## start

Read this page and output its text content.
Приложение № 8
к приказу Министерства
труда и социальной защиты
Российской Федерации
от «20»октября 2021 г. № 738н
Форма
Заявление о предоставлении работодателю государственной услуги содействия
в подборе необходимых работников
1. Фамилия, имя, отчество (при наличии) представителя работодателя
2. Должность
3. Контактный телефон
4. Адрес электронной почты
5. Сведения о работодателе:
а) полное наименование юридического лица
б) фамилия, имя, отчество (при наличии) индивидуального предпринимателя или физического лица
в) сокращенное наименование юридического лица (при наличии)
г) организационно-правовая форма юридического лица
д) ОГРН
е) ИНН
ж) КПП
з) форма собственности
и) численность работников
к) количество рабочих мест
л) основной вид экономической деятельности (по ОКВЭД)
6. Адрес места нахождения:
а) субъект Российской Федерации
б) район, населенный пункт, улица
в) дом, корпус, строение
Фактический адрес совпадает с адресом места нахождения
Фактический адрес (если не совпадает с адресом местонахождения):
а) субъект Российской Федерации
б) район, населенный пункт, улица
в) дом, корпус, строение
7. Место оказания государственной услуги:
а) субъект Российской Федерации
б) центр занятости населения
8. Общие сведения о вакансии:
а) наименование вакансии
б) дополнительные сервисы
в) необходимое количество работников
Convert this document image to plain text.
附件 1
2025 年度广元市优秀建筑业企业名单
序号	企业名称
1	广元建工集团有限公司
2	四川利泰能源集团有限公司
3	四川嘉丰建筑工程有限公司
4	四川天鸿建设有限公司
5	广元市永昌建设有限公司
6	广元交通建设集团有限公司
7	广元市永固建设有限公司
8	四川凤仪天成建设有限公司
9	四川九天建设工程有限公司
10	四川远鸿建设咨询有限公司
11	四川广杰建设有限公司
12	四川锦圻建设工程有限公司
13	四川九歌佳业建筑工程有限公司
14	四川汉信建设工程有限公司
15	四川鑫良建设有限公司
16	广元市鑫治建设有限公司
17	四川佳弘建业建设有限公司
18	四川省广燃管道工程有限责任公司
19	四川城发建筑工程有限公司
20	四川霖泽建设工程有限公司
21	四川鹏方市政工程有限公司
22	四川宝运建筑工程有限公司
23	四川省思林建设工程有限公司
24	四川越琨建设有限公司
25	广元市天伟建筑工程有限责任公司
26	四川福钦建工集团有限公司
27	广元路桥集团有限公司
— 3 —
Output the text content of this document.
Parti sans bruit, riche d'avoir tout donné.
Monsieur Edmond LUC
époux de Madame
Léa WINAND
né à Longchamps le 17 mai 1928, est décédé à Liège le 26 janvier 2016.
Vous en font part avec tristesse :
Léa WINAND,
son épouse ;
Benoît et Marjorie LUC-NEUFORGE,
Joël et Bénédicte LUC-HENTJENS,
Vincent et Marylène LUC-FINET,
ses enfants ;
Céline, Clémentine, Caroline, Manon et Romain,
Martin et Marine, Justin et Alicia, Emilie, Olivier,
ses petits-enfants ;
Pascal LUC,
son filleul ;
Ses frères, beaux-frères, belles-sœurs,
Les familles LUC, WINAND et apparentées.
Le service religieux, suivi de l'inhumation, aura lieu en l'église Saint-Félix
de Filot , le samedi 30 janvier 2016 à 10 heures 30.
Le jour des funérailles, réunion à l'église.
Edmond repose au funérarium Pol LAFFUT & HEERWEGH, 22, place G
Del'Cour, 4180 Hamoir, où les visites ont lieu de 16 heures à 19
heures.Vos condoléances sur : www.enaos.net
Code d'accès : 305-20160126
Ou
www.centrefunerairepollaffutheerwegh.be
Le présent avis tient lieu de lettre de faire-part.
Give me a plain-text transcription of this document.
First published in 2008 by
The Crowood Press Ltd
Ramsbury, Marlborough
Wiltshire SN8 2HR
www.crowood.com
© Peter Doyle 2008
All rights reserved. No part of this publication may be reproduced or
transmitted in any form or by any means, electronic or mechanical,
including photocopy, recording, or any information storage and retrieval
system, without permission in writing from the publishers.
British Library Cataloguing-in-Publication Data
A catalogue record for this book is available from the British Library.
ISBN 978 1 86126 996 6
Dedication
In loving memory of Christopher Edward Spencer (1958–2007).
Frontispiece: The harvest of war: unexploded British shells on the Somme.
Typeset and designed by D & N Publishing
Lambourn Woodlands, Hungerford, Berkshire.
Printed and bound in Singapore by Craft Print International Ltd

## end

_DO THIS_
Nothing should be changed: write out all of the data as is.

_RESPONSE TO THE TASK_
Read this page and output its text content.
Приложение № 8
к приказу Министерства
труда и социальной защиты
Российской Федерации
от «20»октября 2021 г. № 738н
Форма
Заявление о предоставлении работодателю государственной услуги содействия
в подборе необходимых работников
1. Фамилия, имя, отчество (при наличии) представителя работодателя
2. Должность
3. Контактный телефон
4. Адрес электронной почты
5. Сведения о работодателе:
а) полное наименование юридического лица
б) фамилия, имя, отчество (при наличии) индивидуального предпринимателя или физического лица
в) сокращенное наименование юридического лица (при наличии)
г) организационно-правовая форма юридического лица
д) ОГРН
е) ИНН
ж) КПП
з) форма собственности
и) численность работников
к) количество рабочих мест
л) основной вид экономической деятельности (по ОКВЭД)
6. Адрес места нахождения:
а) субъект Российской Федерации
б) район, населенный пункт, улица
в) дом, корпус, строение
Фактический адрес совпадает с адресом места нахождения
Фактический адрес (если не совпадает с адресом местонахождения):
а) субъект Российской Федерации
б) район, населенный пункт, улица
в) дом, корпус, строение
7. Место оказания государственной услуги:
а) субъект Российской Федерации
б) центр занятости населения
8. Общие сведения о вакансии:
а) наименование вакансии
б) дополнительные сервисы
в) необходимое количество работников
Convert this document image to plain text.
附件 1
2025 年度广元市优秀建筑业企业名单
序号	企业名称
1	广元建工集团有限公司
2	四川利泰能源集团有限公司
3	四川嘉丰建筑工程有限公司
4	四川天鸿建设有限公司
5	广元市永昌建设有限公司
6	广元交通建设集团有限公司
7	广元市永固建设有限公司
8	四川凤仪天成建设有限公司
9	四川九天建设工程有限公司
10	四川远鸿建设咨询有限公司
11	四川广杰建设有限公司
12	四川锦圻建设工程有限公司
13	四川九歌佳业建筑工程有限公司
14	四川汉信建设工程有限公司
15	四川鑫良建设有限公司
16	广元市鑫治建设有限公司
17	四川佳弘建业建设有限公司
18	四川省广燃管道工程有限责任公司
19	四川城发建筑工程有限公司
20	四川霖泽建设工程有限公司
21	四川鹏方市政工程有限公司
22	四川宝运建筑工程有限公司
23	四川省思林建设工程有限公司
24	四川越琨建设有限公司
25	广元市天伟建筑工程有限责任公司
26	四川福钦建工集团有限公司
27	广元路桥集团有限公司
— 3 —
Output the text content of this document.
Parti sans bruit, riche d'avoir tout donné.
Monsieur Edmond LUC
époux de Madame
Léa WINAND
né à Longchamps le 17 mai 1928, est décédé à Liège le 26 janvier 2016.
Vous en font part avec tristesse :
Léa WINAND,
son épouse ;
Benoît et Marjorie LUC-NEUFORGE,
Joël et Bénédicte LUC-HENTJENS,
Vincent et Marylène LUC-FINET,
ses enfants ;
Céline, Clémentine, Caroline, Manon et Romain,
Martin et Marine, Justin et Alicia, Emilie, Olivier,
ses petits-enfants ;
Pascal LUC,
son filleul ;
Ses frères, beaux-frères, belles-sœurs,
Les familles LUC, WINAND et apparentées.
Le service religieux, suivi de l'inhumation, aura lieu en l'église Saint-Félix
de Filot , le samedi 30 janvier 2016 à 10 heures 30.
Le jour des funérailles, réunion à l'église.
Edmond repose au funérarium Pol LAFFUT & HEERWEGH, 22, place G
Del'Cour, 4180 Hamoir, où les visites ont lieu de 16 heures à 19
heures.Vos condoléances sur : www.enaos.net
Code d'accès : 305-20160126
Ou
www.centrefunerairepollaffutheerwegh.be
Le présent avis tient lieu de lettre de faire-part.
Give me a plain-text transcription of this document.
First published in 2008 by
The Crowood Press Ltd
Ramsbury, Marlborough
Wiltshire SN8 2HR
www.crowood.com
© Peter Doyle 2008
All rights reserved. No part of this publication may be reproduced or
transmitted in any form or by any means, electronic or mechanical,
including photocopy, recording, or any information storage and retrieval
system, without permission in writing from the publishers.
British Library Cataloguing-in-Publication Data
A catalogue record for this book is available from the British Library.
ISBN 978 1 86126 996 6
Dedication
In loving memory of Christopher Edward Spencer (1958–2007).
Frontispiece: The harvest of war: unexploded British shells on the Somme.
Typeset and designed by D & N Publishing
Lambourn Woodlands, Hungerford, Berkshire.
Printed and bound in Singapore by Craft Print International Ltd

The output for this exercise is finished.